» **Written exercise**
Every line of the records must be repeated exactly; pictures stay out.
▽
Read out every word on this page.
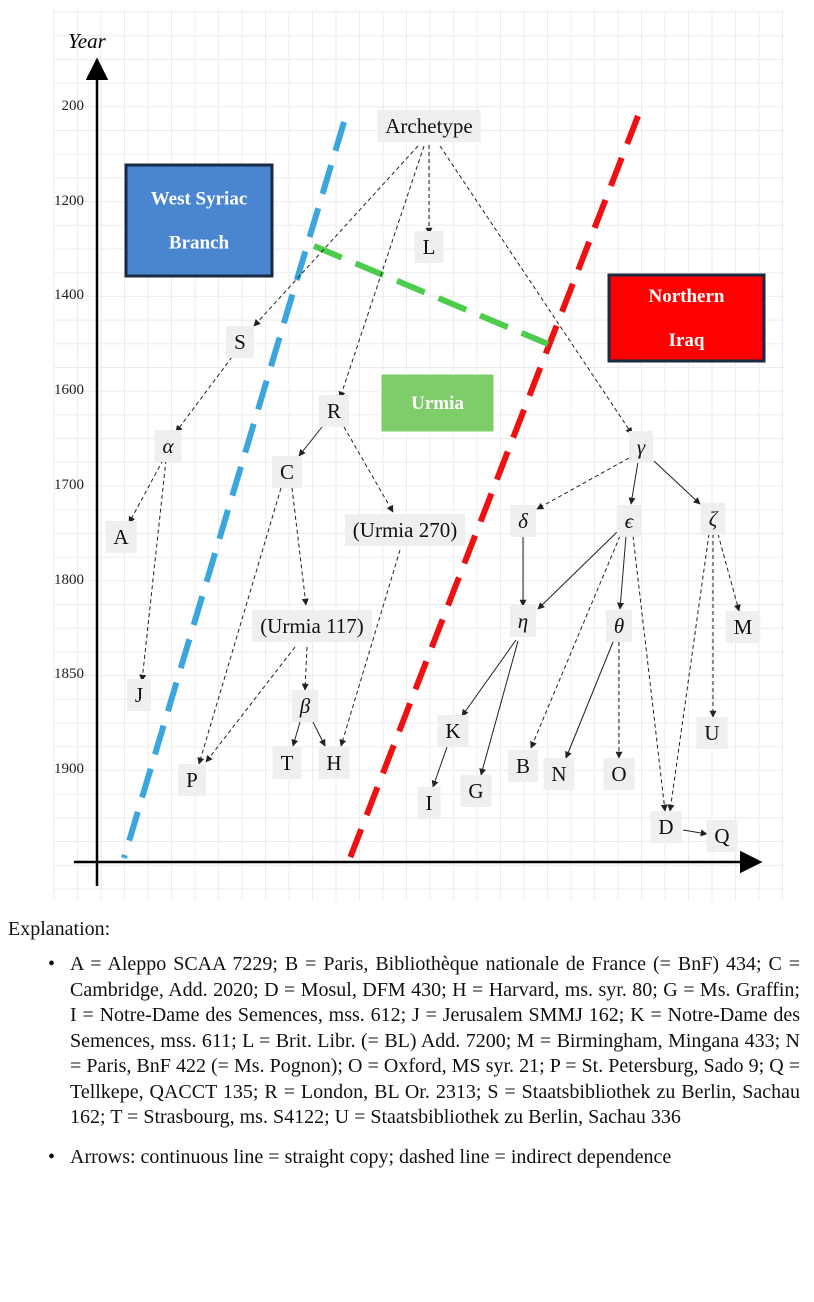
Year
200
1200
1400
1600
1700
1800
1850
1900
West Syriac
Branch
Urmia
Northern
Iraq
Archetype
L
S
R
α
C
(Urmia 270)
γ
δ	ϵ	ζ
A
(Urmia 117)	η	θ	M
J	β
K	U
P
T H	B N O
I G
D Q
Explanation:
• A = Aleppo SCAA 7229; B = Paris, Bibliothèque nationale de France (= BnF) 434; C = Cambridge, Add. 2020; D = Mosul, DFM 430; H = Harvard, ms. syr. 80; G = Ms. Graffin; I = Notre-Dame des Semences, mss. 612; J = Jerusalem SMMJ 162; K = Notre-Dame des Semences, mss. 611; L = Brit. Libr. (= BL) Add. 7200; M = Birmingham, Mingana 433; N = Paris, BnF 422 (= Ms. Pognon); O = Oxford, MS syr. 21; P = St. Petersburg, Sado 9; Q = Tellkepe, QACCT 135; R = London, BL Or. 2313; S = Staatsbibliothek zu Berlin, Sachau 162; T = Strasbourg, ms. S4122; U = Staatsbibliothek zu Berlin, Sachau 336
• Arrows: continuous line = straight copy; dashed line = indirect dependence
△
» **Reply to the exercise**
Read out every word on this page.
Year
200
1200
1400
1600
1700
1800
1850
1900
West Syriac
Branch
Urmia
Northern
Iraq
Archetype
L
S
R
α
C
(Urmia 270)
γ
δ	ϵ	ζ
A
(Urmia 117)	η	θ	M
J	β
K	U
P
T H	B N O
I G
D Q
Explanation:
• A = Aleppo SCAA 7229; B = Paris, Bibliothèque nationale de France (= BnF) 434; C = Cambridge, Add. 2020; D = Mosul, DFM 430; H = Harvard, ms. syr. 80; G = Ms. Graffin; I = Notre-Dame des Semences, mss. 612; J = Jerusalem SMMJ 162; K = Notre-Dame des Semences, mss. 611; L = Brit. Libr. (= BL) Add. 7200; M = Birmingham, Mingana 433; N = Paris, BnF 422 (= Ms. Pognon); O = Oxford, MS syr. 21; P = St. Petersburg, Sado 9; Q = Tellkepe, QACCT 135; R = London, BL Or. 2313; S = Staatsbibliothek zu Berlin, Sachau 162; T = Strasbourg, ms. S4122; U = Staatsbibliothek zu Berlin, Sachau 336
• Arrows: continuous line = straight copy; dashed line = indirect dependence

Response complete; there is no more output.